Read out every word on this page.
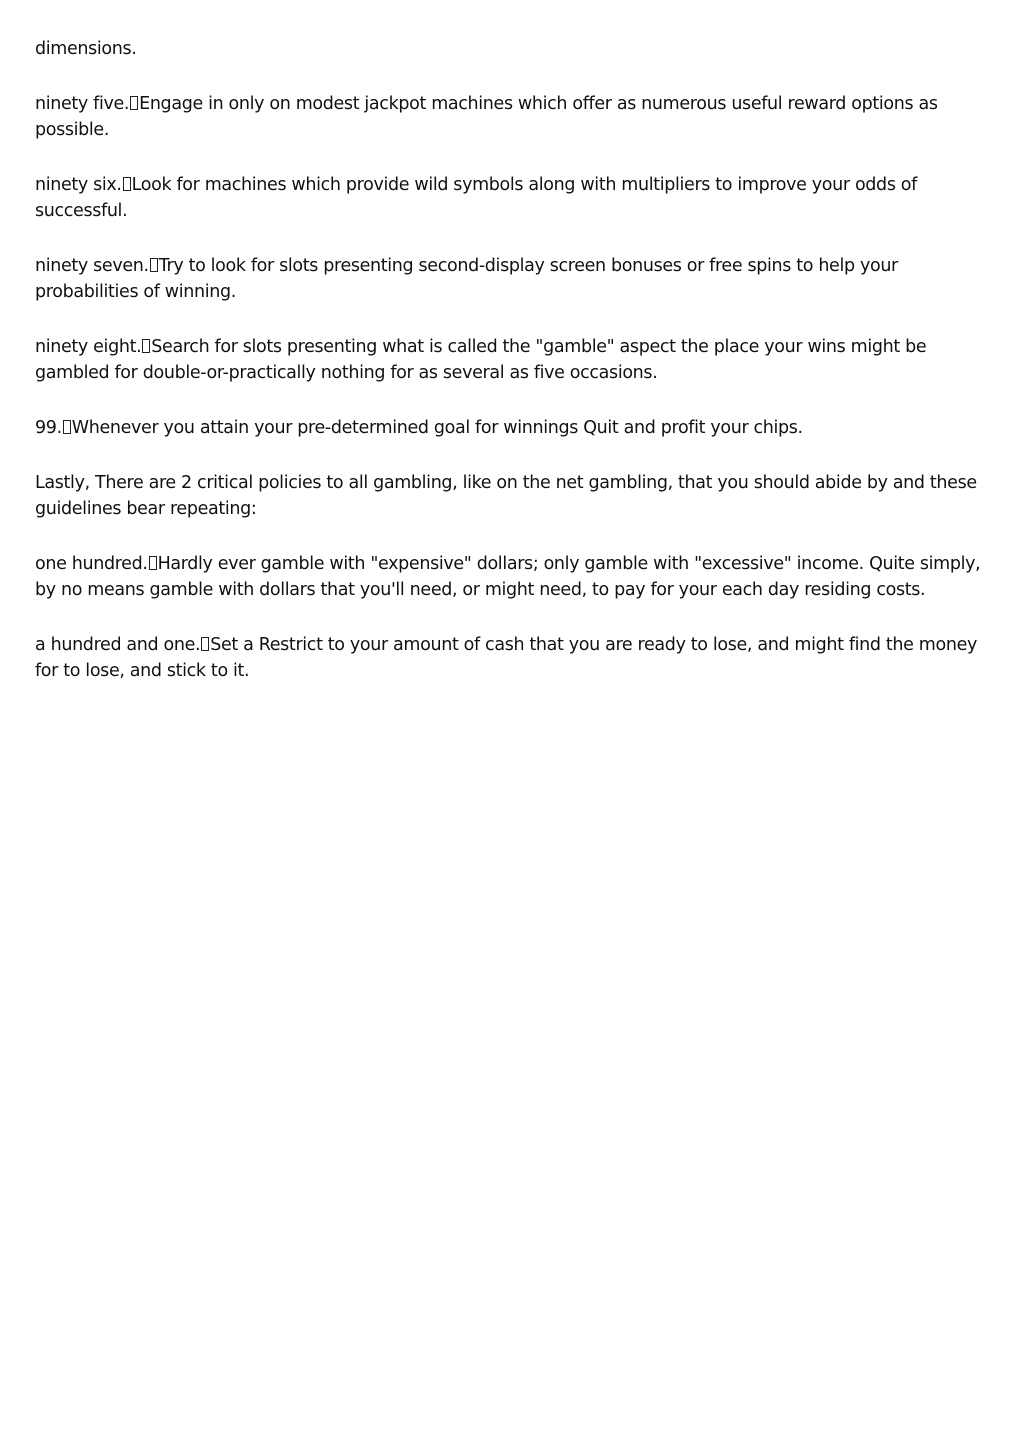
dimensions.

ninety five. Engage in only on modest jackpot machines which offer as numerous useful reward options as possible.

ninety six. Look for machines which provide wild symbols along with multipliers to improve your odds of successful.

ninety seven. Try to look for slots presenting second-display screen bonuses or free spins to help your probabilities of winning.

ninety eight. Search for slots presenting what is called the "gamble" aspect the place your wins might be gambled for double-or-practically nothing for as several as five occasions.

99. Whenever you attain your pre-determined goal for winnings Quit and profit your chips.

Lastly, There are 2 critical policies to all gambling, like on the net gambling, that you should abide by and these guidelines bear repeating:

one hundred. Hardly ever gamble with "expensive" dollars; only gamble with "excessive" income. Quite simply, by no means gamble with dollars that you'll need, or might need, to pay for your each day residing costs.

a hundred and one. Set a Restrict to your amount of cash that you are ready to lose, and might find the money for to lose, and stick to it.
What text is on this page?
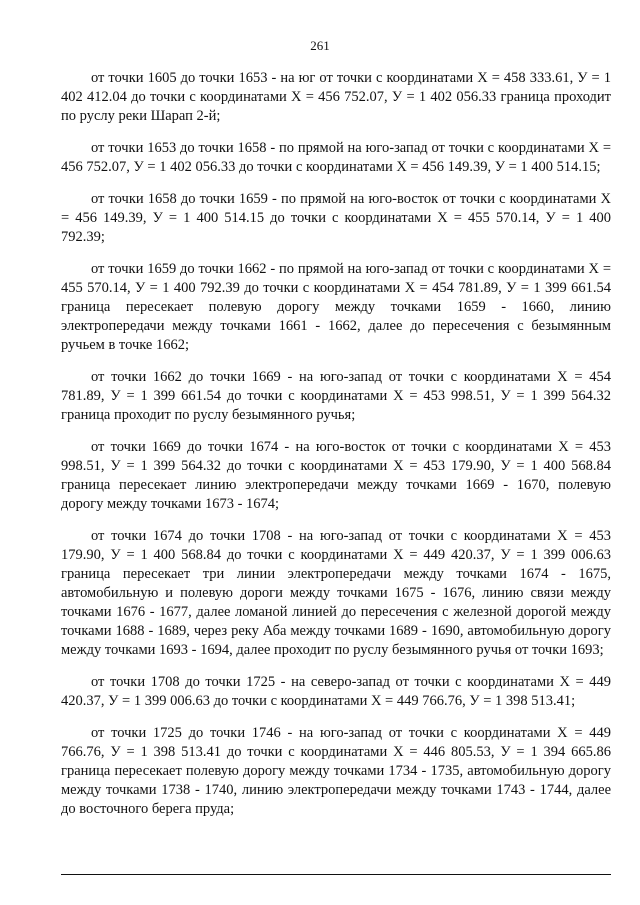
261

от точки 1605 до точки 1653 - на юг от точки с координатами Х = 458 333.61, У = 1 402 412.04 до точки с координатами Х = 456 752.07, У = 1 402 056.33 граница проходит по руслу реки Шарап 2-й;

от точки 1653 до точки 1658 - по прямой на юго-запад от точки с координатами Х = 456 752.07, У = 1 402 056.33 до точки с координатами Х = 456 149.39, У = 1 400 514.15;

от точки 1658 до точки 1659 - по прямой на юго-восток от точки с координатами Х = 456 149.39, У = 1 400 514.15 до точки с координатами Х = 455 570.14, У = 1 400 792.39;

от точки 1659 до точки 1662 - по прямой на юго-запад от точки с координатами Х = 455 570.14, У = 1 400 792.39 до точки с координатами Х = 454 781.89, У = 1 399 661.54 граница пересекает полевую дорогу между точками 1659 - 1660, линию электропередачи между точками 1661 - 1662, далее до пересечения с безымянным ручьем в точке 1662;

от точки 1662 до точки 1669 - на юго-запад от точки с координатами Х = 454 781.89, У = 1 399 661.54 до точки с координатами Х = 453 998.51, У = 1 399 564.32 граница проходит по руслу безымянного ручья;

от точки 1669 до точки 1674 - на юго-восток от точки с координатами Х = 453 998.51, У = 1 399 564.32 до точки с координатами Х = 453 179.90, У = 1 400 568.84 граница пересекает линию электропередачи между точками 1669 - 1670, полевую дорогу между точками 1673 - 1674;

от точки 1674 до точки 1708 - на юго-запад от точки с координатами Х = 453 179.90, У = 1 400 568.84 до точки с координатами Х = 449 420.37, У = 1 399 006.63 граница пересекает три линии электропередачи между точками 1674 - 1675, автомобильную и полевую дороги между точками 1675 - 1676, линию связи между точками 1676 - 1677, далее ломаной линией до пересечения с железной дорогой между точками 1688 - 1689, через реку Аба между точками 1689 - 1690, автомобильную дорогу между точками 1693 - 1694, далее проходит по руслу безымянного ручья от точки 1693;

от точки 1708 до точки 1725 - на северо-запад от точки с координатами Х = 449 420.37, У = 1 399 006.63 до точки с координатами Х = 449 766.76, У = 1 398 513.41;

от точки 1725 до точки 1746 - на юго-запад от точки с координатами Х = 449 766.76, У = 1 398 513.41 до точки с координатами Х = 446 805.53, У = 1 394 665.86 граница пересекает полевую дорогу между точками 1734 - 1735, автомобильную дорогу между точками 1738 - 1740, линию электропередачи между точками 1743 - 1744, далее до восточного берега пруда;
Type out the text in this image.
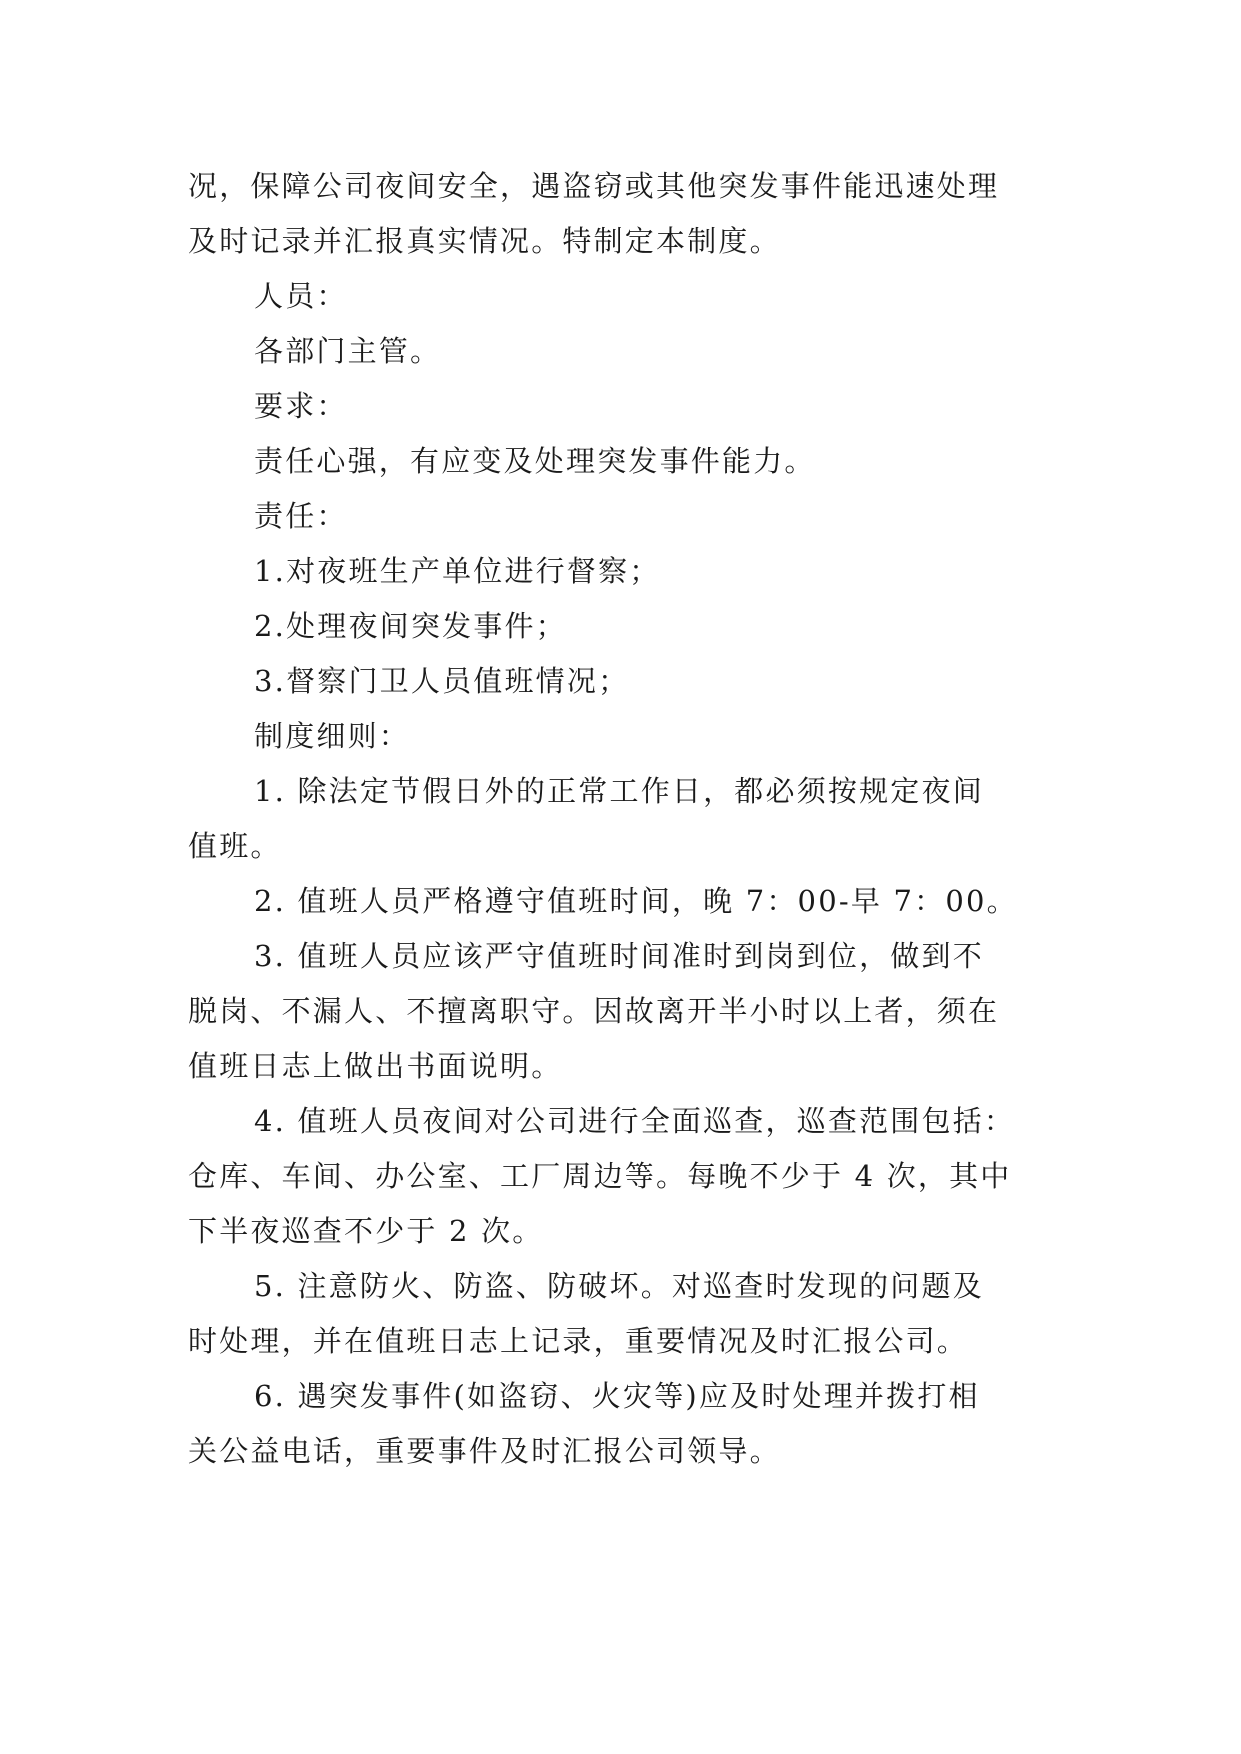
况，保障公司夜间安全，遇盗窃或其他突发事件能迅速处理
及时记录并汇报真实情况。特制定本制度。
人员：
各部门主管。
要求：
责任心强，有应变及处理突发事件能力。
责任：
1.对夜班生产单位进行督察；
2.处理夜间突发事件；
3.督察门卫人员值班情况；
制度细则：
1. 除法定节假日外的正常工作日，都必须按规定夜间
值班。
2. 值班人员严格遵守值班时间，晚 7：00-早 7：00。
3. 值班人员应该严守值班时间准时到岗到位，做到不
脱岗、不漏人、不擅离职守。因故离开半小时以上者，须在
值班日志上做出书面说明。
4. 值班人员夜间对公司进行全面巡查，巡查范围包括：
仓库、车间、办公室、工厂周边等。每晚不少于 4 次，其中
下半夜巡查不少于 2 次。
5. 注意防火、防盗、防破坏。对巡查时发现的问题及
时处理，并在值班日志上记录，重要情况及时汇报公司。
6. 遇突发事件(如盗窃、火灾等)应及时处理并拨打相
关公益电话，重要事件及时汇报公司领导。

***

• _WRITTEN TASK_
Say how many lines have the string "пересечения" in them, offering no words beyond the number.

• _EXERCISE RESULT_
2